Exercise inputs ::
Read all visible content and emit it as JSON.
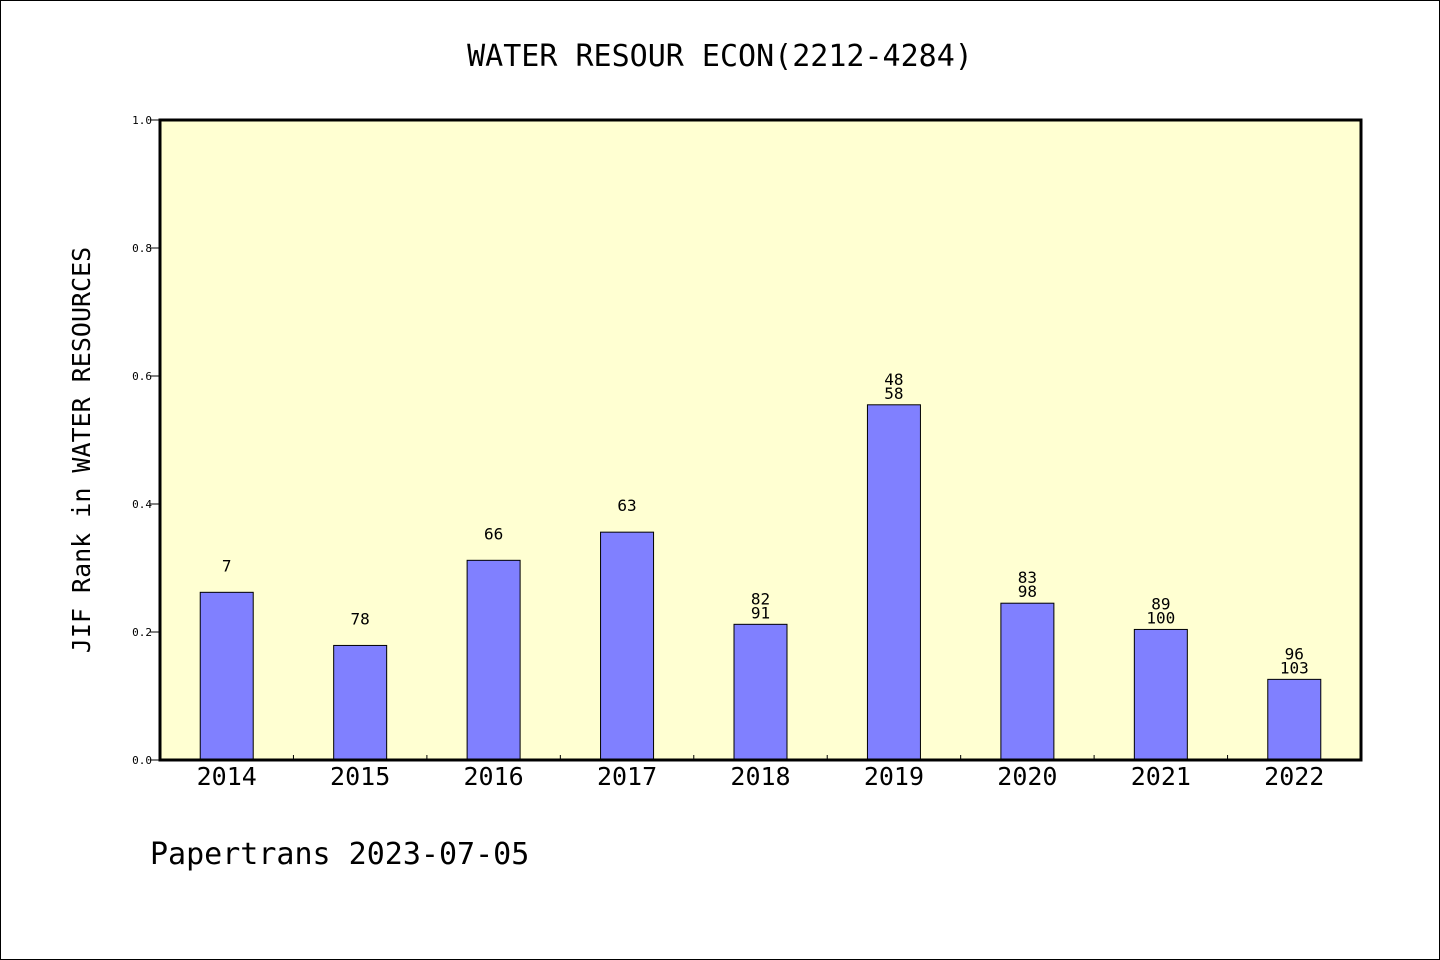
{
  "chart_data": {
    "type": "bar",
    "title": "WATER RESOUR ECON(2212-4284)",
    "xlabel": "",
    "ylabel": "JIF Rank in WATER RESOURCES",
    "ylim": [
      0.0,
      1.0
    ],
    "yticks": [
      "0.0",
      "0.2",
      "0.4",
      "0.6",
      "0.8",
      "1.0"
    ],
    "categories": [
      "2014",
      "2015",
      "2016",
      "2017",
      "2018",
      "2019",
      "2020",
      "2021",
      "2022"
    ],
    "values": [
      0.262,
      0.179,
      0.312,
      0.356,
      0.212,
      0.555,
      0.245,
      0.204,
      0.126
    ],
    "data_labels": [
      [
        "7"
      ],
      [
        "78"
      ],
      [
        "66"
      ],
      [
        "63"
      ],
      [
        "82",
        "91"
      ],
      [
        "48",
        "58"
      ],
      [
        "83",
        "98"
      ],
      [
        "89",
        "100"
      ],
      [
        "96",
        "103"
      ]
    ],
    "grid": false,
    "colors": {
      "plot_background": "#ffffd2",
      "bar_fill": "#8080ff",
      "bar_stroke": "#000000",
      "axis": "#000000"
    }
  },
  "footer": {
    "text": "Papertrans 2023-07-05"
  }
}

Exercise aim ::
Retype every entry verbatim and exclude the pictures from the copy.

Answer to the problem ::
Read all visible content and emit it as JSON.
{
  "chart_data": {
    "type": "bar",
    "title": "WATER RESOUR ECON(2212-4284)",
    "xlabel": "",
    "ylabel": "JIF Rank in WATER RESOURCES",
    "ylim": [
      0.0,
      1.0
    ],
    "yticks": [
      "0.0",
      "0.2",
      "0.4",
      "0.6",
      "0.8",
      "1.0"
    ],
    "categories": [
      "2014",
      "2015",
      "2016",
      "2017",
      "2018",
      "2019",
      "2020",
      "2021",
      "2022"
    ],
    "values": [
      0.262,
      0.179,
      0.312,
      0.356,
      0.212,
      0.555,
      0.245,
      0.204,
      0.126
    ],
    "data_labels": [
      [
        "7"
      ],
      [
        "78"
      ],
      [
        "66"
      ],
      [
        "63"
      ],
      [
        "82",
        "91"
      ],
      [
        "48",
        "58"
      ],
      [
        "83",
        "98"
      ],
      [
        "89",
        "100"
      ],
      [
        "96",
        "103"
      ]
    ],
    "grid": false,
    "colors": {
      "plot_background": "#ffffd2",
      "bar_fill": "#8080ff",
      "bar_stroke": "#000000",
      "axis": "#000000"
    }
  },
  "footer": {
    "text": "Papertrans 2023-07-05"
  }
}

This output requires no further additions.